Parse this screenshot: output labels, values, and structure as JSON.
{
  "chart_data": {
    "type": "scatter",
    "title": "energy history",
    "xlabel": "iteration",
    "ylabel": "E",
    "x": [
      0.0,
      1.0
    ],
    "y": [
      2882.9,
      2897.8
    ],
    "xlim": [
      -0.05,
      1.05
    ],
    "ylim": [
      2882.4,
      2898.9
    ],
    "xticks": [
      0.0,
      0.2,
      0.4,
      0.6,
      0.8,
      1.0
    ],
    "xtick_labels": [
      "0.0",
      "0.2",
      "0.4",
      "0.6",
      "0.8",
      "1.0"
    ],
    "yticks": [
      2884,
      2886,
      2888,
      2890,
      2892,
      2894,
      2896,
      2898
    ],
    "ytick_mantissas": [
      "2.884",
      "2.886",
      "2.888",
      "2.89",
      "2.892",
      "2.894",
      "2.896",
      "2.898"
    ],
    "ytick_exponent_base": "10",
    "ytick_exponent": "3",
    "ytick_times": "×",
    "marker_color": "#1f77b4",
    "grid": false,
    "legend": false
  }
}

......

-- WHAT IS NEEDED --
Restate each record exactly as written.

-- SOLUTION TO THE PROBLEM --
Parse this screenshot: output labels, values, and structure as JSON.
{
  "chart_data": {
    "type": "scatter",
    "title": "energy history",
    "xlabel": "iteration",
    "ylabel": "E",
    "x": [
      0.0,
      1.0
    ],
    "y": [
      2882.9,
      2897.8
    ],
    "xlim": [
      -0.05,
      1.05
    ],
    "ylim": [
      2882.4,
      2898.9
    ],
    "xticks": [
      0.0,
      0.2,
      0.4,
      0.6,
      0.8,
      1.0
    ],
    "xtick_labels": [
      "0.0",
      "0.2",
      "0.4",
      "0.6",
      "0.8",
      "1.0"
    ],
    "yticks": [
      2884,
      2886,
      2888,
      2890,
      2892,
      2894,
      2896,
      2898
    ],
    "ytick_mantissas": [
      "2.884",
      "2.886",
      "2.888",
      "2.89",
      "2.892",
      "2.894",
      "2.896",
      "2.898"
    ],
    "ytick_exponent_base": "10",
    "ytick_exponent": "3",
    "ytick_times": "×",
    "marker_color": "#1f77b4",
    "grid": false,
    "legend": false
  }
}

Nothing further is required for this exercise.